# start of RECORD EXCERPTS

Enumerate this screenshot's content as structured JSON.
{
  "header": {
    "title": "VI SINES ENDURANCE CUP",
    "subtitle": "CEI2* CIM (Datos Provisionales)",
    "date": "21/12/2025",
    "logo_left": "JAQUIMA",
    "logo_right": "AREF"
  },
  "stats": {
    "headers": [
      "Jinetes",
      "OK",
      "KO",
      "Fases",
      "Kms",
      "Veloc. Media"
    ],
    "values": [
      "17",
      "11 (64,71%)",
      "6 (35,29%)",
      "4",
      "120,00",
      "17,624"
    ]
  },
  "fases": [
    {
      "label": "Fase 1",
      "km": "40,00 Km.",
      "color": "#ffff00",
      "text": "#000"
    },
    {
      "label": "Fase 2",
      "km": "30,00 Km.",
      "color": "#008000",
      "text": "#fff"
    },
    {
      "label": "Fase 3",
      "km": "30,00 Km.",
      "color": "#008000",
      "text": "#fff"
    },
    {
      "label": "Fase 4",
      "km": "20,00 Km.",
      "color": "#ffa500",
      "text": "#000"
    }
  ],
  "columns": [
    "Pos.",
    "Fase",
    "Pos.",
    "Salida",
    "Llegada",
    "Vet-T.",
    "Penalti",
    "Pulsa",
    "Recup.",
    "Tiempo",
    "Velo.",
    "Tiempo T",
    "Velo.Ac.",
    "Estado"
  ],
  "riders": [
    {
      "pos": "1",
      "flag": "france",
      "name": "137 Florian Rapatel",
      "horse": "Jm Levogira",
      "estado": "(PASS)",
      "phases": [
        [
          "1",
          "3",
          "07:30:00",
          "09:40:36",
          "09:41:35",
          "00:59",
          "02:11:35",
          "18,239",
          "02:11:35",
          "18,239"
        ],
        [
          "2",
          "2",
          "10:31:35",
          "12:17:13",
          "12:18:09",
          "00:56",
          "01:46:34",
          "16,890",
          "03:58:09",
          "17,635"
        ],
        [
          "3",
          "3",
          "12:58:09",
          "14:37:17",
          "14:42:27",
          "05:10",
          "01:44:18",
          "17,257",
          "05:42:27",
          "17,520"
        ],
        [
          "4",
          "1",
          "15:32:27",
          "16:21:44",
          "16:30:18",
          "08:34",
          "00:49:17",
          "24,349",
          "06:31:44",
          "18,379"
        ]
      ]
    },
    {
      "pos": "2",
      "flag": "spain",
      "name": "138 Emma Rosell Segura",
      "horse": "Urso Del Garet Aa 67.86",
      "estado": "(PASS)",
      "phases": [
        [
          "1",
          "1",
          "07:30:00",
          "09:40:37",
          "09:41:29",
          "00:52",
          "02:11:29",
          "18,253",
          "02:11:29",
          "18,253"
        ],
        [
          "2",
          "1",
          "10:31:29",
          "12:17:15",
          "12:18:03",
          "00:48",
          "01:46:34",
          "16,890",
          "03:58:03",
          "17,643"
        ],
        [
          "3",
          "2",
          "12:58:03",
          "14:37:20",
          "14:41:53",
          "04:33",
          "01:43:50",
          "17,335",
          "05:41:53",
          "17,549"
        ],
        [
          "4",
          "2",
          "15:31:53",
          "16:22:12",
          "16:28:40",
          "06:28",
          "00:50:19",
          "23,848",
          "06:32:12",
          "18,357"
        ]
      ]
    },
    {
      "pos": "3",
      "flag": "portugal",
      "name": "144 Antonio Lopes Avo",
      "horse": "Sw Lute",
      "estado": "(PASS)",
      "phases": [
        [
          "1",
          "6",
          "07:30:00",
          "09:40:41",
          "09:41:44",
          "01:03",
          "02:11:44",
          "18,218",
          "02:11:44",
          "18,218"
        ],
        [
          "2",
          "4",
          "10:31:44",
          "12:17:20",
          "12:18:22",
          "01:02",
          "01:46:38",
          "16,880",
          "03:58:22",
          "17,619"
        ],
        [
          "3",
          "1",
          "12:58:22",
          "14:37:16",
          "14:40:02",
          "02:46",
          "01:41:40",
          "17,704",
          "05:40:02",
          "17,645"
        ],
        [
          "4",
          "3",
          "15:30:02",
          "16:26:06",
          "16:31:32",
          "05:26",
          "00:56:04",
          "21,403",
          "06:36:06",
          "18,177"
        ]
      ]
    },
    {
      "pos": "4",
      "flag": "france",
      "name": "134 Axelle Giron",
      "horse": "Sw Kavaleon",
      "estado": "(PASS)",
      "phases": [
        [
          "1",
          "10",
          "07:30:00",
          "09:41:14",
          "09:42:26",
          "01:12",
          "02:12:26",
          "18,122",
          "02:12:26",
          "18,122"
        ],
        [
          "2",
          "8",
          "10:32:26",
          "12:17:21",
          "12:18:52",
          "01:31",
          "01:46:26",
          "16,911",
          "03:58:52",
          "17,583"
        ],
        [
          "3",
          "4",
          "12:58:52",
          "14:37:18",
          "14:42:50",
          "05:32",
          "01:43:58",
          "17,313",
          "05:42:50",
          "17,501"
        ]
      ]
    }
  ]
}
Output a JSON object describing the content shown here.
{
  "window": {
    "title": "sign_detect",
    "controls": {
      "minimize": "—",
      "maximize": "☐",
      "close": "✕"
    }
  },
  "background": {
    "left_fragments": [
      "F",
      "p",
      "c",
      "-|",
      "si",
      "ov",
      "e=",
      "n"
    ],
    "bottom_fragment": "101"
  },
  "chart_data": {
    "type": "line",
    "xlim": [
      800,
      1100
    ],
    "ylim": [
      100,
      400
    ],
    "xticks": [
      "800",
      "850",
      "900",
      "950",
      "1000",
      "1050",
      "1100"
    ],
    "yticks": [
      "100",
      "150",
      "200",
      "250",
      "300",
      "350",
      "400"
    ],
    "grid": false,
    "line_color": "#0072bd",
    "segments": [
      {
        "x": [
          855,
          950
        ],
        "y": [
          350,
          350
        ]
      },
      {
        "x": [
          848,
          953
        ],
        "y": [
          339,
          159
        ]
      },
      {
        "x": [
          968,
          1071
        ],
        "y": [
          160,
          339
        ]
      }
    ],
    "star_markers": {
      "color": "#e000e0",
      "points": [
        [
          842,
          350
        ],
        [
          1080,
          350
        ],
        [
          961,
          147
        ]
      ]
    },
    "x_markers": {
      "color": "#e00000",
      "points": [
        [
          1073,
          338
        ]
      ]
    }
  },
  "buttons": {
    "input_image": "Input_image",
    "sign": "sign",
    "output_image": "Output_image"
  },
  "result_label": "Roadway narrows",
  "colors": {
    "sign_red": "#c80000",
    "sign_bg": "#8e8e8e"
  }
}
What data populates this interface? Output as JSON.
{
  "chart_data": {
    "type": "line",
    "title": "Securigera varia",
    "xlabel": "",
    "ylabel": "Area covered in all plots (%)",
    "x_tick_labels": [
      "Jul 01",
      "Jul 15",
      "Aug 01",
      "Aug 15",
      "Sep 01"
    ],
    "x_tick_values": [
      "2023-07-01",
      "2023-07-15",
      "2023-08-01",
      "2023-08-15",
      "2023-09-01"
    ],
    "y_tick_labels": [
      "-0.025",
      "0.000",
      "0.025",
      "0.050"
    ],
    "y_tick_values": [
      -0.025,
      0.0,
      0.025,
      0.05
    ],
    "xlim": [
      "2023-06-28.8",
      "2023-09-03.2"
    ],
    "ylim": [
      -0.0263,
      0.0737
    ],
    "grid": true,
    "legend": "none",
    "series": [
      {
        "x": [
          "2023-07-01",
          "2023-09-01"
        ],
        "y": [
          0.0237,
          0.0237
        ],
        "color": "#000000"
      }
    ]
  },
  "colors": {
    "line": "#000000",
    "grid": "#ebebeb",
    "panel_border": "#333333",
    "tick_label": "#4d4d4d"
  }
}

# end of RECORD EXCERPTS

WHAT YOU HAVE TO DO:
From the data above, pick out each line containing "horse" and copy it.

RESPONSE TO THE EXERCISE:
      "horse": "Jm Levogira",
      "horse": "Urso Del Garet Aa 67.86",
      "horse": "Sw Lute",
      "horse": "Sw Kavaleon",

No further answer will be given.